_Dataset_.
--- BEGIN ---

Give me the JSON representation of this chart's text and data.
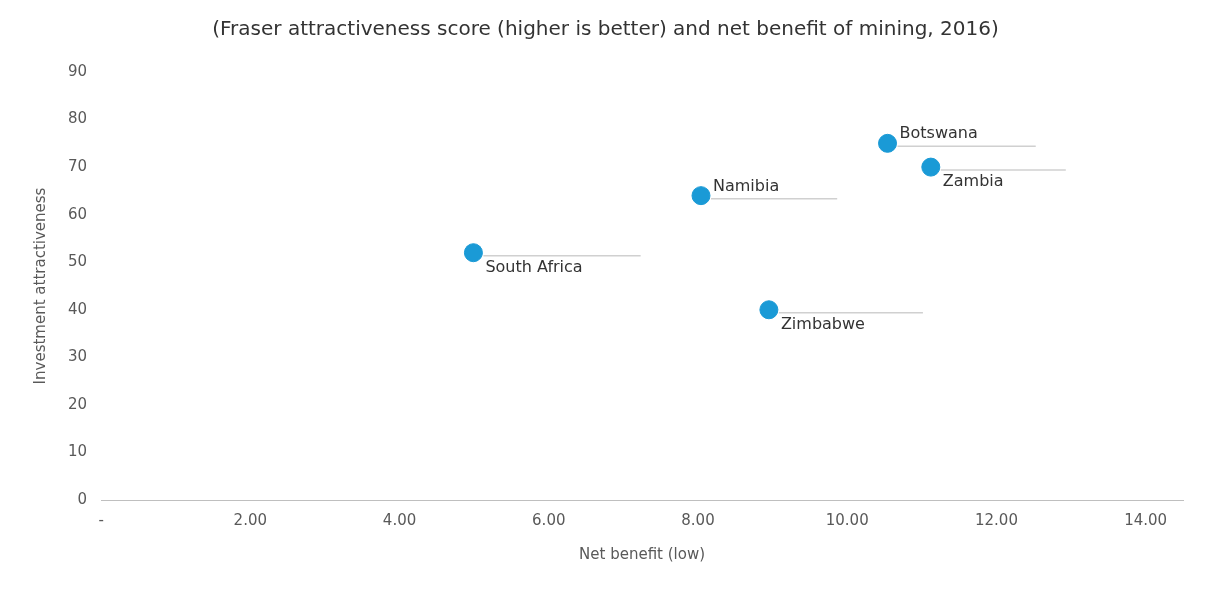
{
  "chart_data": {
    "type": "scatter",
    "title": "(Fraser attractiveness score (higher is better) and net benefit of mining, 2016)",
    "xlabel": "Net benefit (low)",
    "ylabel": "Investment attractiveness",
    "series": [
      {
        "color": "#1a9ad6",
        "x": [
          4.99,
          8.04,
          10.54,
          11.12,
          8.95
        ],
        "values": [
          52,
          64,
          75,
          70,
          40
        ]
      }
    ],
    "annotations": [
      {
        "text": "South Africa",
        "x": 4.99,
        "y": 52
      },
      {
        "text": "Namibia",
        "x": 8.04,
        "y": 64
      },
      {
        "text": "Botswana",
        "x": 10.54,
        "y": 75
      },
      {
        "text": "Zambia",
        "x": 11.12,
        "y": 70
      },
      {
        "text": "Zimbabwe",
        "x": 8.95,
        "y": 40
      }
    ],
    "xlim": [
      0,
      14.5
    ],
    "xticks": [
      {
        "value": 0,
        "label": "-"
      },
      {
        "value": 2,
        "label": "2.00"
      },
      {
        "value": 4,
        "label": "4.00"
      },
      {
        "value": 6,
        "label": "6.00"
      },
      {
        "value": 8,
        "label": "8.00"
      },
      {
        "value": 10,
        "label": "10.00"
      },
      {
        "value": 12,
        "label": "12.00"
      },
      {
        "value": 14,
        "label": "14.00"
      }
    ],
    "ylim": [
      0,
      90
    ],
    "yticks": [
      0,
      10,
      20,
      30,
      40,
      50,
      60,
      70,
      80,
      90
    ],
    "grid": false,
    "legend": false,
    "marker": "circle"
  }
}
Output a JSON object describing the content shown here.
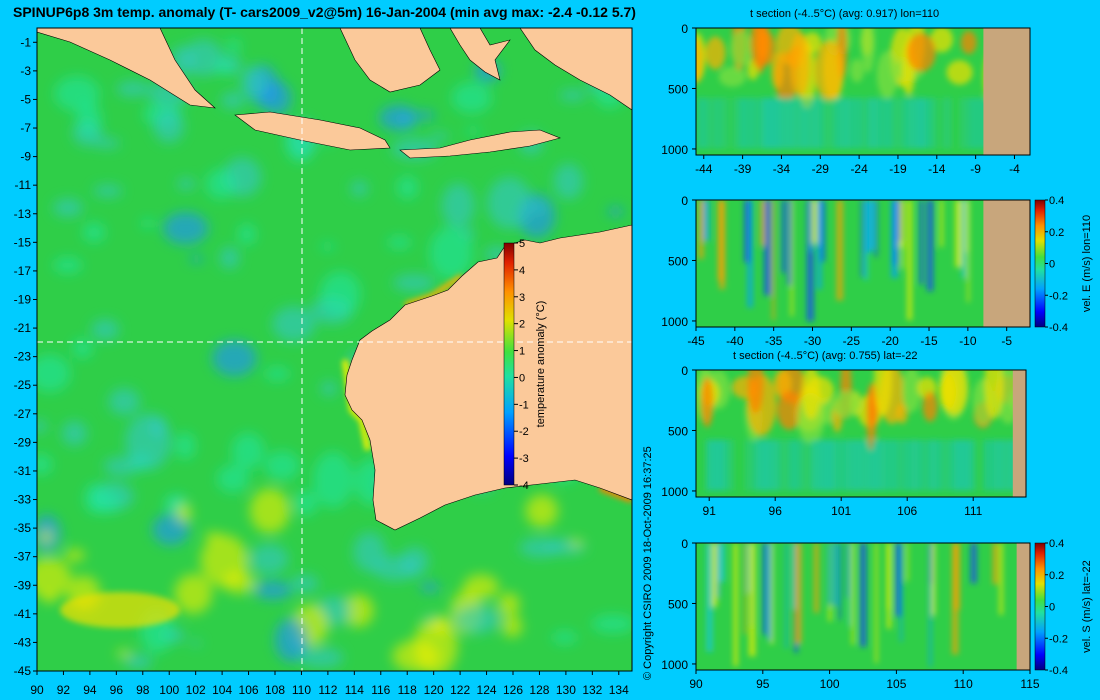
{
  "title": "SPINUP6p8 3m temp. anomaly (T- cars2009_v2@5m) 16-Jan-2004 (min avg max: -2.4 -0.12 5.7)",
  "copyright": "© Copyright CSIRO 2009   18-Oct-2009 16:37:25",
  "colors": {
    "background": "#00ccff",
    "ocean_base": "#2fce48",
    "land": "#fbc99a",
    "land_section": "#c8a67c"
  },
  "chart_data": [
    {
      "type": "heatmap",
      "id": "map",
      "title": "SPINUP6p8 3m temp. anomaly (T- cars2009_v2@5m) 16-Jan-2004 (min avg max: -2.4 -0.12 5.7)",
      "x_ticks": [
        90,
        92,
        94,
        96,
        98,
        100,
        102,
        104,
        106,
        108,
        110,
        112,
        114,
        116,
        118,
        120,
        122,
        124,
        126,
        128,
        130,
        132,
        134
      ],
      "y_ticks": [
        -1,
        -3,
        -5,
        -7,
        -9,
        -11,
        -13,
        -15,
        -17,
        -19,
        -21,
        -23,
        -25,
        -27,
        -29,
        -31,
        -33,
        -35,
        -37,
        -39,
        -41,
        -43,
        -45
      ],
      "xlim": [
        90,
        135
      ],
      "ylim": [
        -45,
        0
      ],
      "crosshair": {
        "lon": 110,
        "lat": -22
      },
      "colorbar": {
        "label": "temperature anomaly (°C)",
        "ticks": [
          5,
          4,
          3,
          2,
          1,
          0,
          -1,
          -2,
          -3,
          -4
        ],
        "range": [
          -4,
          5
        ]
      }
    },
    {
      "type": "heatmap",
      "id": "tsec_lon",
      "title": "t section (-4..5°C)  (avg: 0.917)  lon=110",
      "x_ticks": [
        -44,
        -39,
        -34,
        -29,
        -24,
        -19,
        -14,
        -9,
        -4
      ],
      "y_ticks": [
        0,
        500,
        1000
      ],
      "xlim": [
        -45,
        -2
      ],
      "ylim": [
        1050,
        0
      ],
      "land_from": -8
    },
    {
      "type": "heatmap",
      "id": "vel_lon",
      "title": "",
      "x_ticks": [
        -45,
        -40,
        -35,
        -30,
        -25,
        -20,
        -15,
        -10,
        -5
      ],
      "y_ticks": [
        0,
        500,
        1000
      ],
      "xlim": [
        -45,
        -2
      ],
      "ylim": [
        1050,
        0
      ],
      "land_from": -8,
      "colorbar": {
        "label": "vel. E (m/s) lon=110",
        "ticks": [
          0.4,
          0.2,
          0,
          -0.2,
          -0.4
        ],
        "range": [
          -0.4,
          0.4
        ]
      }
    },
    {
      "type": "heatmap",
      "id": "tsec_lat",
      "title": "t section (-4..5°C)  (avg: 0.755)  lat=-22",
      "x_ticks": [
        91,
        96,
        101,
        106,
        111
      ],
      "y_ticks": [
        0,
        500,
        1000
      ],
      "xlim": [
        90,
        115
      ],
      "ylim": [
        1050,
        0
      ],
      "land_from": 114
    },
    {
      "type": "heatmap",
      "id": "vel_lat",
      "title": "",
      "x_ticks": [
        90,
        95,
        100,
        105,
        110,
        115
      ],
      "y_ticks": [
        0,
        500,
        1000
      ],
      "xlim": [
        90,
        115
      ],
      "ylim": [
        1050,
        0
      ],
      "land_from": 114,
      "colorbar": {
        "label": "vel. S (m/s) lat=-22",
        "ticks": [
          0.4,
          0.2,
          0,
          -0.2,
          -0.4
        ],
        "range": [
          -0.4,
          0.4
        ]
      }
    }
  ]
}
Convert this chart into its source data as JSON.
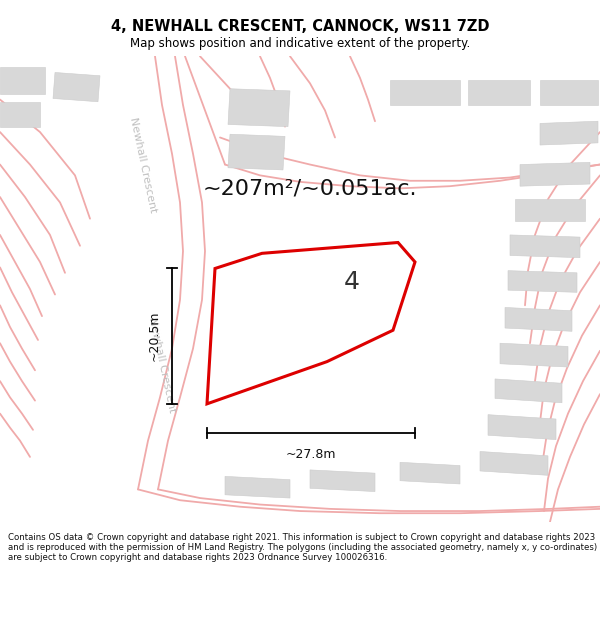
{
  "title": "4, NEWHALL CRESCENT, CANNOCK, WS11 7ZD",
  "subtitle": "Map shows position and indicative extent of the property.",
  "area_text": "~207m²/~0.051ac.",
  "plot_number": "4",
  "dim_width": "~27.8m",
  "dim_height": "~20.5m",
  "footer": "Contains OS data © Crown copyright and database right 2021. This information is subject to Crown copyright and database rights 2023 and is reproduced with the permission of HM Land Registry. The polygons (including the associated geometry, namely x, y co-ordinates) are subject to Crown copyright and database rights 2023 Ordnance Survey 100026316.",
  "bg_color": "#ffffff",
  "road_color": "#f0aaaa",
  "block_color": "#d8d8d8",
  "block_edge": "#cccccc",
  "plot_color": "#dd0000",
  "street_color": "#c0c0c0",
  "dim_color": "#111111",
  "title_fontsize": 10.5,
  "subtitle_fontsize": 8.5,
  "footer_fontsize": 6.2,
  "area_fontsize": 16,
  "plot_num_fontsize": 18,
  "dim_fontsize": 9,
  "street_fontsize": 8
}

--- END ---

_Task description_. Give the data again exactly as written, with all pictures left out.

_Response to this task_.
Give me the JSON representation of this chart's text and data.
{
  "chart_data": {
    "type": "scatter",
    "title": "(Fraser attractiveness score (higher is better) and net benefit of mining, 2016)",
    "xlabel": "Net benefit (low)",
    "ylabel": "Investment attractiveness",
    "series": [
      {
        "color": "#1a9ad6",
        "x": [
          4.99,
          8.04,
          10.54,
          11.12,
          8.95
        ],
        "values": [
          52,
          64,
          75,
          70,
          40
        ]
      }
    ],
    "annotations": [
      {
        "text": "South Africa",
        "x": 4.99,
        "y": 52
      },
      {
        "text": "Namibia",
        "x": 8.04,
        "y": 64
      },
      {
        "text": "Botswana",
        "x": 10.54,
        "y": 75
      },
      {
        "text": "Zambia",
        "x": 11.12,
        "y": 70
      },
      {
        "text": "Zimbabwe",
        "x": 8.95,
        "y": 40
      }
    ],
    "xlim": [
      0,
      14.5
    ],
    "xticks": [
      {
        "value": 0,
        "label": "-"
      },
      {
        "value": 2,
        "label": "2.00"
      },
      {
        "value": 4,
        "label": "4.00"
      },
      {
        "value": 6,
        "label": "6.00"
      },
      {
        "value": 8,
        "label": "8.00"
      },
      {
        "value": 10,
        "label": "10.00"
      },
      {
        "value": 12,
        "label": "12.00"
      },
      {
        "value": 14,
        "label": "14.00"
      }
    ],
    "ylim": [
      0,
      90
    ],
    "yticks": [
      0,
      10,
      20,
      30,
      40,
      50,
      60,
      70,
      80,
      90
    ],
    "grid": false,
    "legend": false,
    "marker": "circle"
  }
}
Output a JSON object describing the content shown here.
{
  "title": "SPINUP6p8 3m temp. anomaly (T- cars2009_v2@5m) 16-Jan-2004 (min avg max: -2.4 -0.12 5.7)",
  "copyright": "© Copyright CSIRO 2009   18-Oct-2009 16:37:25",
  "colors": {
    "background": "#00ccff",
    "ocean_base": "#2fce48",
    "land": "#fbc99a",
    "land_section": "#c8a67c"
  },
  "chart_data": [
    {
      "type": "heatmap",
      "id": "map",
      "title": "SPINUP6p8 3m temp. anomaly (T- cars2009_v2@5m) 16-Jan-2004 (min avg max: -2.4 -0.12 5.7)",
      "x_ticks": [
        90,
        92,
        94,
        96,
        98,
        100,
        102,
        104,
        106,
        108,
        110,
        112,
        114,
        116,
        118,
        120,
        122,
        124,
        126,
        128,
        130,
        132,
        134
      ],
      "y_ticks": [
        -1,
        -3,
        -5,
        -7,
        -9,
        -11,
        -13,
        -15,
        -17,
        -19,
        -21,
        -23,
        -25,
        -27,
        -29,
        -31,
        -33,
        -35,
        -37,
        -39,
        -41,
        -43,
        -45
      ],
      "xlim": [
        90,
        135
      ],
      "ylim": [
        -45,
        0
      ],
      "crosshair": {
        "lon": 110,
        "lat": -22
      },
      "colorbar": {
        "label": "temperature anomaly (°C)",
        "ticks": [
          5,
          4,
          3,
          2,
          1,
          0,
          -1,
          -2,
          -3,
          -4
        ],
        "range": [
          -4,
          5
        ]
      }
    },
    {
      "type": "heatmap",
      "id": "tsec_lon",
      "title": "t section (-4..5°C)  (avg: 0.917)  lon=110",
      "x_ticks": [
        -44,
        -39,
        -34,
        -29,
        -24,
        -19,
        -14,
        -9,
        -4
      ],
      "y_ticks": [
        0,
        500,
        1000
      ],
      "xlim": [
        -45,
        -2
      ],
      "ylim": [
        1050,
        0
      ],
      "land_from": -8
    },
    {
      "type": "heatmap",
      "id": "vel_lon",
      "title": "",
      "x_ticks": [
        -45,
        -40,
        -35,
        -30,
        -25,
        -20,
        -15,
        -10,
        -5
      ],
      "y_ticks": [
        0,
        500,
        1000
      ],
      "xlim": [
        -45,
        -2
      ],
      "ylim": [
        1050,
        0
      ],
      "land_from": -8,
      "colorbar": {
        "label": "vel. E (m/s) lon=110",
        "ticks": [
          0.4,
          0.2,
          0,
          -0.2,
          -0.4
        ],
        "range": [
          -0.4,
          0.4
        ]
      }
    },
    {
      "type": "heatmap",
      "id": "tsec_lat",
      "title": "t section (-4..5°C)  (avg: 0.755)  lat=-22",
      "x_ticks": [
        91,
        96,
        101,
        106,
        111
      ],
      "y_ticks": [
        0,
        500,
        1000
      ],
      "xlim": [
        90,
        115
      ],
      "ylim": [
        1050,
        0
      ],
      "land_from": 114
    },
    {
      "type": "heatmap",
      "id": "vel_lat",
      "title": "",
      "x_ticks": [
        90,
        95,
        100,
        105,
        110,
        115
      ],
      "y_ticks": [
        0,
        500,
        1000
      ],
      "xlim": [
        90,
        115
      ],
      "ylim": [
        1050,
        0
      ],
      "land_from": 114,
      "colorbar": {
        "label": "vel. S (m/s) lat=-22",
        "ticks": [
          0.4,
          0.2,
          0,
          -0.2,
          -0.4
        ],
        "range": [
          -0.4,
          0.4
        ]
      }
    }
  ]
}
Convert this chart into its source data as JSON.
{
  "title": "4, NEWHALL CRESCENT, CANNOCK, WS11 7ZD",
  "subtitle": "Map shows position and indicative extent of the property.",
  "area_text": "~207m²/~0.051ac.",
  "plot_number": "4",
  "dim_width": "~27.8m",
  "dim_height": "~20.5m",
  "footer": "Contains OS data © Crown copyright and database right 2021. This information is subject to Crown copyright and database rights 2023 and is reproduced with the permission of HM Land Registry. The polygons (including the associated geometry, namely x, y co-ordinates) are subject to Crown copyright and database rights 2023 Ordnance Survey 100026316.",
  "bg_color": "#ffffff",
  "road_color": "#f0aaaa",
  "block_color": "#d8d8d8",
  "block_edge": "#cccccc",
  "plot_color": "#dd0000",
  "street_color": "#c0c0c0",
  "dim_color": "#111111",
  "title_fontsize": 10.5,
  "subtitle_fontsize": 8.5,
  "footer_fontsize": 6.2,
  "area_fontsize": 16,
  "plot_num_fontsize": 18,
  "dim_fontsize": 9,
  "street_fontsize": 8
}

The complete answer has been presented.